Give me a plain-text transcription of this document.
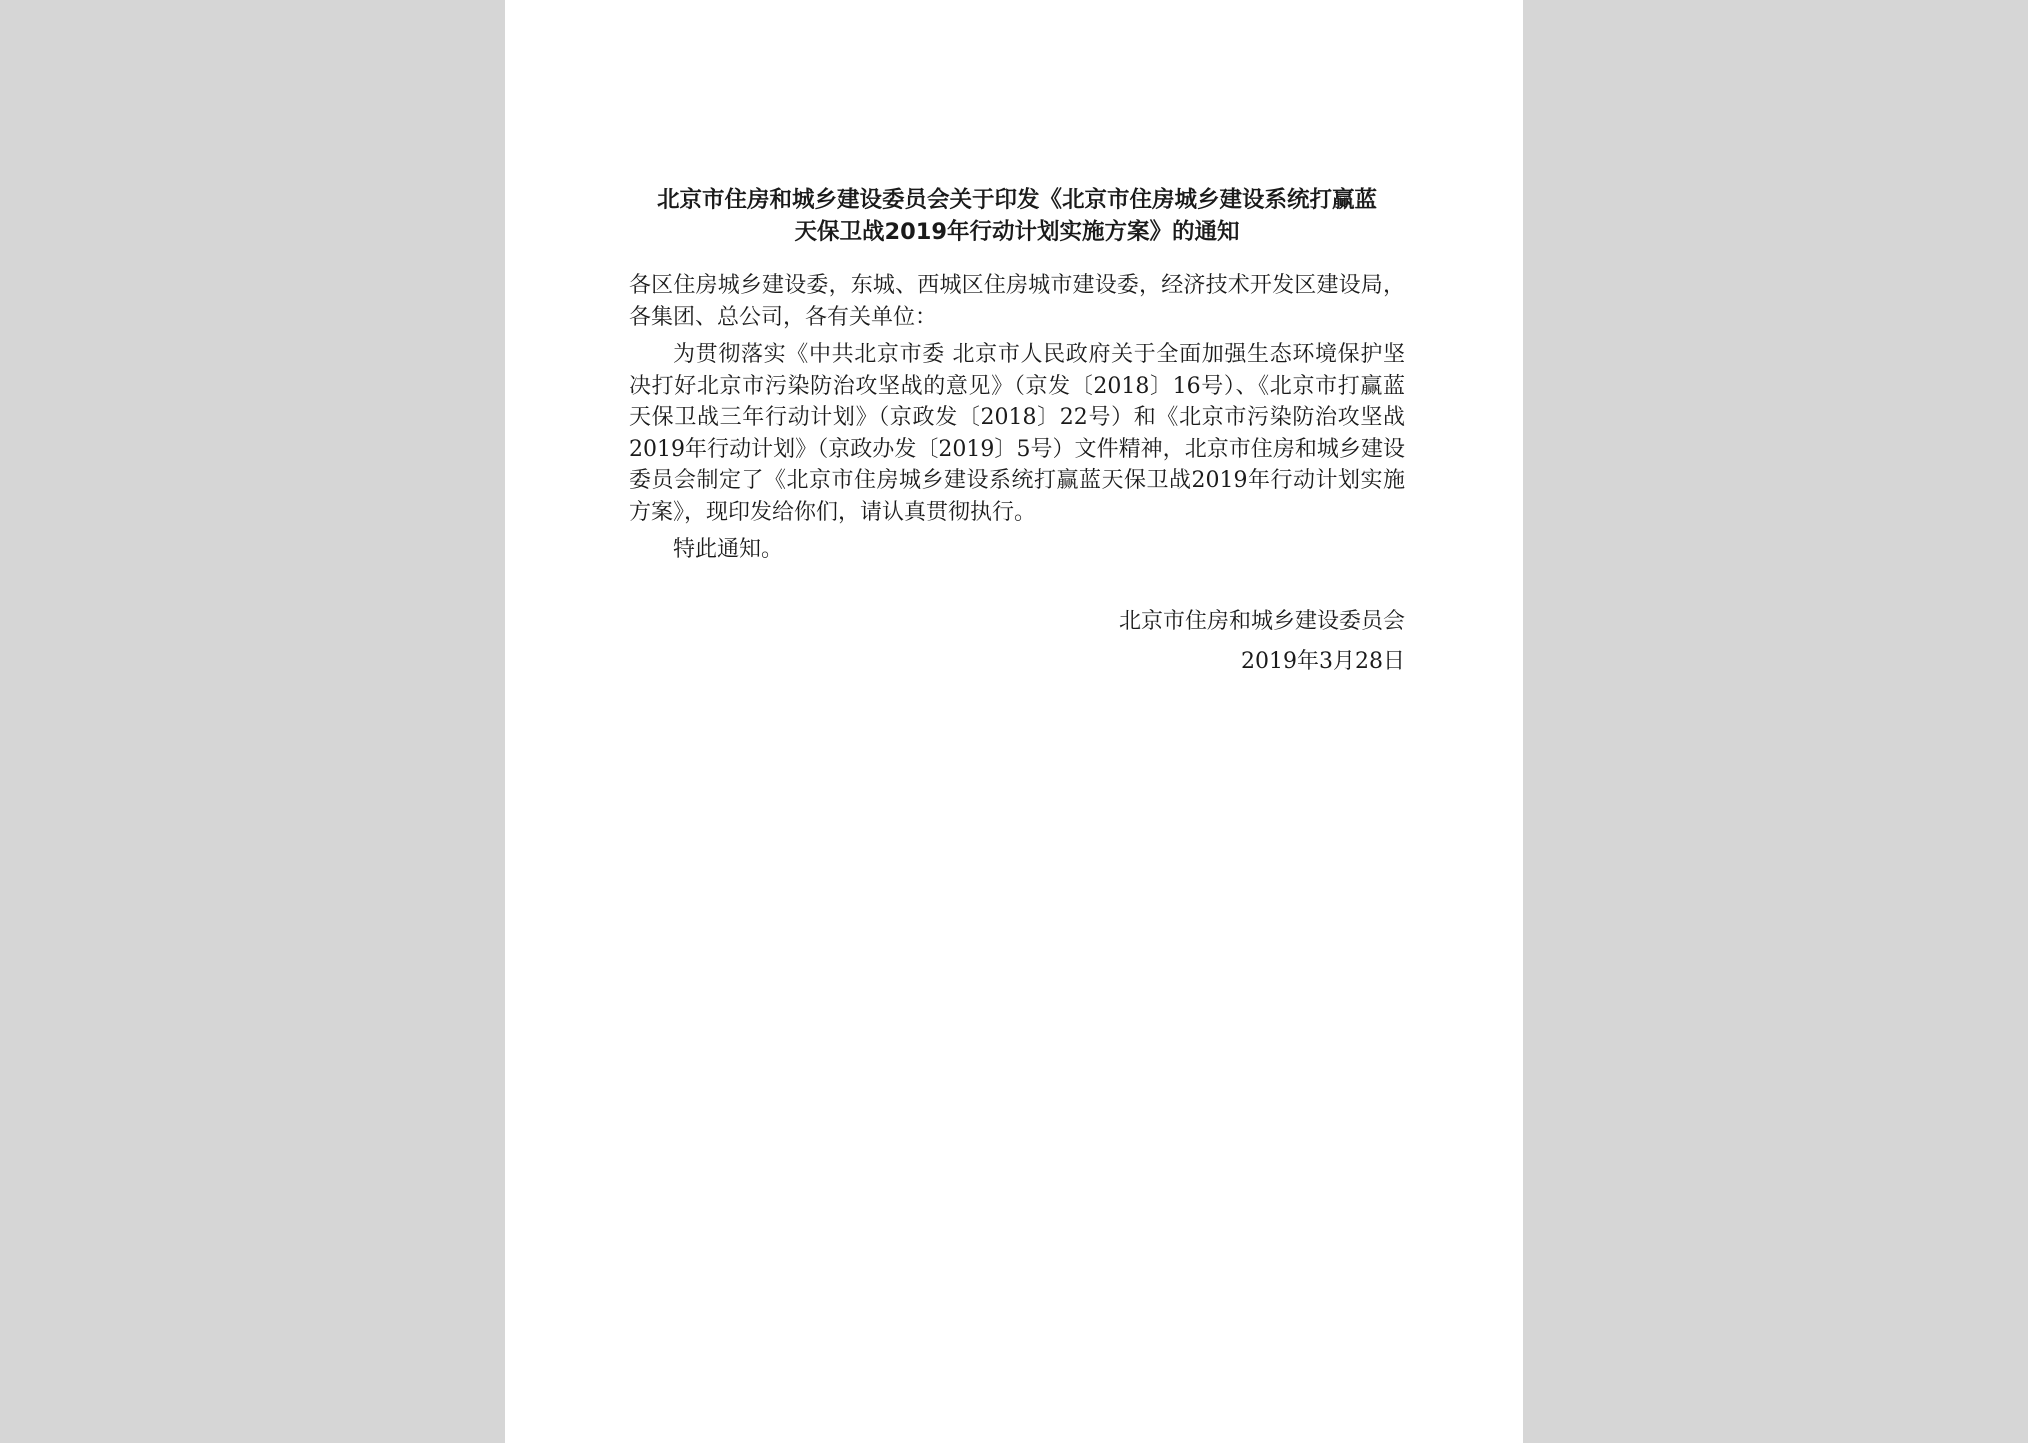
北京市住房和城乡建设委员会关于印发《北京市住房城乡建设系统打赢蓝
天保卫战2019年行动计划实施方案》的通知

各区住房城乡建设委，东城、西城区住房城市建设委，经济技术开发区建设局，各集团、总公司，各有关单位：

为贯彻落实《中共北京市委 北京市人民政府关于全面加强生态环境保护坚决打好北京市污染防治攻坚战的意见》（京发〔2018〕16号）、《北京市打赢蓝天保卫战三年行动计划》（京政发〔2018〕22号）和《北京市污染防治攻坚战2019年行动计划》（京政办发〔2019〕5号）文件精神，北京市住房和城乡建设委员会制定了《北京市住房城乡建设系统打赢蓝天保卫战2019年行动计划实施方案》，现印发给你们，请认真贯彻执行。

特此通知。

北京市住房和城乡建设委员会
2019年3月28日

----------

Copy the listing in full and without alteration, omitting every picture.

Answer to the task:
Give me a plain-text transcription of this document.
北京市住房和城乡建设委员会关于印发《北京市住房城乡建设系统打赢蓝
天保卫战2019年行动计划实施方案》的通知

各区住房城乡建设委，东城、西城区住房城市建设委，经济技术开发区建设局，各集团、总公司，各有关单位：

为贯彻落实《中共北京市委 北京市人民政府关于全面加强生态环境保护坚决打好北京市污染防治攻坚战的意见》（京发〔2018〕16号）、《北京市打赢蓝天保卫战三年行动计划》（京政发〔2018〕22号）和《北京市污染防治攻坚战2019年行动计划》（京政办发〔2019〕5号）文件精神，北京市住房和城乡建设委员会制定了《北京市住房城乡建设系统打赢蓝天保卫战2019年行动计划实施方案》，现印发给你们，请认真贯彻执行。

特此通知。

北京市住房和城乡建设委员会
2019年3月28日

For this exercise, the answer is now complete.